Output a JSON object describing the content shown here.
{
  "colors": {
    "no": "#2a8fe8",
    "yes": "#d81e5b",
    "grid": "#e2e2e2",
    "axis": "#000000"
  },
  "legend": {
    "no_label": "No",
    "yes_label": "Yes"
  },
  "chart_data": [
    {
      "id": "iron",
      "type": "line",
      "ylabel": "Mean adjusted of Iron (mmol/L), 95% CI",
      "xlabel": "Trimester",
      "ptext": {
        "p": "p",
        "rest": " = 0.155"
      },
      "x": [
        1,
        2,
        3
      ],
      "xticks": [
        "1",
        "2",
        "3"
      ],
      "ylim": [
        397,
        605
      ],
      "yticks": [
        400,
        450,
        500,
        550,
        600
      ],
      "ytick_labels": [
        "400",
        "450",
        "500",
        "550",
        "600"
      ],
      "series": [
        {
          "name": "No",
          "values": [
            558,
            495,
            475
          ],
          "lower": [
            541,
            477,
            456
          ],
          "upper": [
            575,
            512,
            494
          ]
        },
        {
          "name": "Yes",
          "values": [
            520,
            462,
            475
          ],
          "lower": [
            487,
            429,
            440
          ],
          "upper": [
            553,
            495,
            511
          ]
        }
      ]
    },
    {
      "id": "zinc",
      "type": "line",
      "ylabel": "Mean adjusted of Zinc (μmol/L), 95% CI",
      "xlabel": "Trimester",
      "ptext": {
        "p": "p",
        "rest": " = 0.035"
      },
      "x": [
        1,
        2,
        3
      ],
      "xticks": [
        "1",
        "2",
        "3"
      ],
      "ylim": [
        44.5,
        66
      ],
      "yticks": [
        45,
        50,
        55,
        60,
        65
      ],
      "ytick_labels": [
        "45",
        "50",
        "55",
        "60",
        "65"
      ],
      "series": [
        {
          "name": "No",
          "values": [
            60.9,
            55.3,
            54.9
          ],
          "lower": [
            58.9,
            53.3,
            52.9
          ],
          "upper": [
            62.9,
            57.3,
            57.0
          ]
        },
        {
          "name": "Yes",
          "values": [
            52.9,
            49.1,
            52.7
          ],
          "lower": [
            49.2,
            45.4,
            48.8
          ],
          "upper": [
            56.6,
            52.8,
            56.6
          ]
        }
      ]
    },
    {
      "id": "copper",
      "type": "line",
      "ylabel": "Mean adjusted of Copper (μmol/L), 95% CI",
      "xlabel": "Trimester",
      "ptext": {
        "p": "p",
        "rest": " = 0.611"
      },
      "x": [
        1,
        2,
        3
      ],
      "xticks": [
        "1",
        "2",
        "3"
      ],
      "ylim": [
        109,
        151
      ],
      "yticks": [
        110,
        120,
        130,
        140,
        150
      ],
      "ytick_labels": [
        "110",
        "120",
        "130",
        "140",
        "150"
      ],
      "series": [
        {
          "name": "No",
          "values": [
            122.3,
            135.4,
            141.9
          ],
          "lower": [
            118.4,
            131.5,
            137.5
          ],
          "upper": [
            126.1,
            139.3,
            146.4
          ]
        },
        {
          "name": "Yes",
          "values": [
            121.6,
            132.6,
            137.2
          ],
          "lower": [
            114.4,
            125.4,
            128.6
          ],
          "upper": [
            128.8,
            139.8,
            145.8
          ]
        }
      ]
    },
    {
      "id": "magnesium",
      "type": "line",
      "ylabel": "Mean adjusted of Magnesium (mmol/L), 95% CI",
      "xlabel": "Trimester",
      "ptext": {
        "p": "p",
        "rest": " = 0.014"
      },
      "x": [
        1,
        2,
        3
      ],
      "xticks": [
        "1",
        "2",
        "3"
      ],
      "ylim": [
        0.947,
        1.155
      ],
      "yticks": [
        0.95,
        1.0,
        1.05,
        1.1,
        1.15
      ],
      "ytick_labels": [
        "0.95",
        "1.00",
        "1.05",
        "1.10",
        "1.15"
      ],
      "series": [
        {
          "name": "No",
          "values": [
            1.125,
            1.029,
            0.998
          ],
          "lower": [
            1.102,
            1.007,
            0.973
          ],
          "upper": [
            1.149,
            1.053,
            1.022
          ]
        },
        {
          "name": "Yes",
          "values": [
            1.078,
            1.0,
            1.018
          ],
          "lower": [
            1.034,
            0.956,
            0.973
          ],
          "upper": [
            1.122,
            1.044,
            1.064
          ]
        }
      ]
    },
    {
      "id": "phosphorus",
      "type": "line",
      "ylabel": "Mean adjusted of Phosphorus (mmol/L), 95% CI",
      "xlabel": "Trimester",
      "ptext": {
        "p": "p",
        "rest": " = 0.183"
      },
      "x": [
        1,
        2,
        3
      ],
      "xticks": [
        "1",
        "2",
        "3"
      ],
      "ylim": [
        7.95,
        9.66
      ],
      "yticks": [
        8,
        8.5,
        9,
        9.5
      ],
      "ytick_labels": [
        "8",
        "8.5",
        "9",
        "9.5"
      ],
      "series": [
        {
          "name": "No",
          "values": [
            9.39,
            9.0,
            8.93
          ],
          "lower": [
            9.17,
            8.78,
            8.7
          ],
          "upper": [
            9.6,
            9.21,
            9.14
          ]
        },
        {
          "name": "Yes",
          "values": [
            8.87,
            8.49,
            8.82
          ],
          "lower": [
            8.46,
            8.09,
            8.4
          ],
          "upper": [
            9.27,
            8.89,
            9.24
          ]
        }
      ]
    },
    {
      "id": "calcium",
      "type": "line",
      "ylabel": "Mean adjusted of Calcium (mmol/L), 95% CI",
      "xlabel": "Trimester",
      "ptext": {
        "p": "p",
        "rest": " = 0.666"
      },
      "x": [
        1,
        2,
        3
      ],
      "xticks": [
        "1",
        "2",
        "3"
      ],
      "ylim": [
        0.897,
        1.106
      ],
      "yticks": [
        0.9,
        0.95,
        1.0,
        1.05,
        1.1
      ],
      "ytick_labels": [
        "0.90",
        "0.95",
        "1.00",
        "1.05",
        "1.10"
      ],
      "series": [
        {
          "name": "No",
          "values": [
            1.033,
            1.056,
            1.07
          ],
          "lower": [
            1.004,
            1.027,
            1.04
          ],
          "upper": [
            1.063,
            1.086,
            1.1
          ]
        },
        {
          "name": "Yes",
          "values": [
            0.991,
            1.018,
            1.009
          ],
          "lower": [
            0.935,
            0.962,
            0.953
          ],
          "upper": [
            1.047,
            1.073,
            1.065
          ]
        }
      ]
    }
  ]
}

EXERCISE AIM: Extract each entry in full and write it down exactly.

TASK RESULT:
Output a JSON object describing the content shown here.
{
  "colors": {
    "no": "#2a8fe8",
    "yes": "#d81e5b",
    "grid": "#e2e2e2",
    "axis": "#000000"
  },
  "legend": {
    "no_label": "No",
    "yes_label": "Yes"
  },
  "chart_data": [
    {
      "id": "iron",
      "type": "line",
      "ylabel": "Mean adjusted of Iron (mmol/L), 95% CI",
      "xlabel": "Trimester",
      "ptext": {
        "p": "p",
        "rest": " = 0.155"
      },
      "x": [
        1,
        2,
        3
      ],
      "xticks": [
        "1",
        "2",
        "3"
      ],
      "ylim": [
        397,
        605
      ],
      "yticks": [
        400,
        450,
        500,
        550,
        600
      ],
      "ytick_labels": [
        "400",
        "450",
        "500",
        "550",
        "600"
      ],
      "series": [
        {
          "name": "No",
          "values": [
            558,
            495,
            475
          ],
          "lower": [
            541,
            477,
            456
          ],
          "upper": [
            575,
            512,
            494
          ]
        },
        {
          "name": "Yes",
          "values": [
            520,
            462,
            475
          ],
          "lower": [
            487,
            429,
            440
          ],
          "upper": [
            553,
            495,
            511
          ]
        }
      ]
    },
    {
      "id": "zinc",
      "type": "line",
      "ylabel": "Mean adjusted of Zinc (μmol/L), 95% CI",
      "xlabel": "Trimester",
      "ptext": {
        "p": "p",
        "rest": " = 0.035"
      },
      "x": [
        1,
        2,
        3
      ],
      "xticks": [
        "1",
        "2",
        "3"
      ],
      "ylim": [
        44.5,
        66
      ],
      "yticks": [
        45,
        50,
        55,
        60,
        65
      ],
      "ytick_labels": [
        "45",
        "50",
        "55",
        "60",
        "65"
      ],
      "series": [
        {
          "name": "No",
          "values": [
            60.9,
            55.3,
            54.9
          ],
          "lower": [
            58.9,
            53.3,
            52.9
          ],
          "upper": [
            62.9,
            57.3,
            57.0
          ]
        },
        {
          "name": "Yes",
          "values": [
            52.9,
            49.1,
            52.7
          ],
          "lower": [
            49.2,
            45.4,
            48.8
          ],
          "upper": [
            56.6,
            52.8,
            56.6
          ]
        }
      ]
    },
    {
      "id": "copper",
      "type": "line",
      "ylabel": "Mean adjusted of Copper (μmol/L), 95% CI",
      "xlabel": "Trimester",
      "ptext": {
        "p": "p",
        "rest": " = 0.611"
      },
      "x": [
        1,
        2,
        3
      ],
      "xticks": [
        "1",
        "2",
        "3"
      ],
      "ylim": [
        109,
        151
      ],
      "yticks": [
        110,
        120,
        130,
        140,
        150
      ],
      "ytick_labels": [
        "110",
        "120",
        "130",
        "140",
        "150"
      ],
      "series": [
        {
          "name": "No",
          "values": [
            122.3,
            135.4,
            141.9
          ],
          "lower": [
            118.4,
            131.5,
            137.5
          ],
          "upper": [
            126.1,
            139.3,
            146.4
          ]
        },
        {
          "name": "Yes",
          "values": [
            121.6,
            132.6,
            137.2
          ],
          "lower": [
            114.4,
            125.4,
            128.6
          ],
          "upper": [
            128.8,
            139.8,
            145.8
          ]
        }
      ]
    },
    {
      "id": "magnesium",
      "type": "line",
      "ylabel": "Mean adjusted of Magnesium (mmol/L), 95% CI",
      "xlabel": "Trimester",
      "ptext": {
        "p": "p",
        "rest": " = 0.014"
      },
      "x": [
        1,
        2,
        3
      ],
      "xticks": [
        "1",
        "2",
        "3"
      ],
      "ylim": [
        0.947,
        1.155
      ],
      "yticks": [
        0.95,
        1.0,
        1.05,
        1.1,
        1.15
      ],
      "ytick_labels": [
        "0.95",
        "1.00",
        "1.05",
        "1.10",
        "1.15"
      ],
      "series": [
        {
          "name": "No",
          "values": [
            1.125,
            1.029,
            0.998
          ],
          "lower": [
            1.102,
            1.007,
            0.973
          ],
          "upper": [
            1.149,
            1.053,
            1.022
          ]
        },
        {
          "name": "Yes",
          "values": [
            1.078,
            1.0,
            1.018
          ],
          "lower": [
            1.034,
            0.956,
            0.973
          ],
          "upper": [
            1.122,
            1.044,
            1.064
          ]
        }
      ]
    },
    {
      "id": "phosphorus",
      "type": "line",
      "ylabel": "Mean adjusted of Phosphorus (mmol/L), 95% CI",
      "xlabel": "Trimester",
      "ptext": {
        "p": "p",
        "rest": " = 0.183"
      },
      "x": [
        1,
        2,
        3
      ],
      "xticks": [
        "1",
        "2",
        "3"
      ],
      "ylim": [
        7.95,
        9.66
      ],
      "yticks": [
        8,
        8.5,
        9,
        9.5
      ],
      "ytick_labels": [
        "8",
        "8.5",
        "9",
        "9.5"
      ],
      "series": [
        {
          "name": "No",
          "values": [
            9.39,
            9.0,
            8.93
          ],
          "lower": [
            9.17,
            8.78,
            8.7
          ],
          "upper": [
            9.6,
            9.21,
            9.14
          ]
        },
        {
          "name": "Yes",
          "values": [
            8.87,
            8.49,
            8.82
          ],
          "lower": [
            8.46,
            8.09,
            8.4
          ],
          "upper": [
            9.27,
            8.89,
            9.24
          ]
        }
      ]
    },
    {
      "id": "calcium",
      "type": "line",
      "ylabel": "Mean adjusted of Calcium (mmol/L), 95% CI",
      "xlabel": "Trimester",
      "ptext": {
        "p": "p",
        "rest": " = 0.666"
      },
      "x": [
        1,
        2,
        3
      ],
      "xticks": [
        "1",
        "2",
        "3"
      ],
      "ylim": [
        0.897,
        1.106
      ],
      "yticks": [
        0.9,
        0.95,
        1.0,
        1.05,
        1.1
      ],
      "ytick_labels": [
        "0.90",
        "0.95",
        "1.00",
        "1.05",
        "1.10"
      ],
      "series": [
        {
          "name": "No",
          "values": [
            1.033,
            1.056,
            1.07
          ],
          "lower": [
            1.004,
            1.027,
            1.04
          ],
          "upper": [
            1.063,
            1.086,
            1.1
          ]
        },
        {
          "name": "Yes",
          "values": [
            0.991,
            1.018,
            1.009
          ],
          "lower": [
            0.935,
            0.962,
            0.953
          ],
          "upper": [
            1.047,
            1.073,
            1.065
          ]
        }
      ]
    }
  ]
}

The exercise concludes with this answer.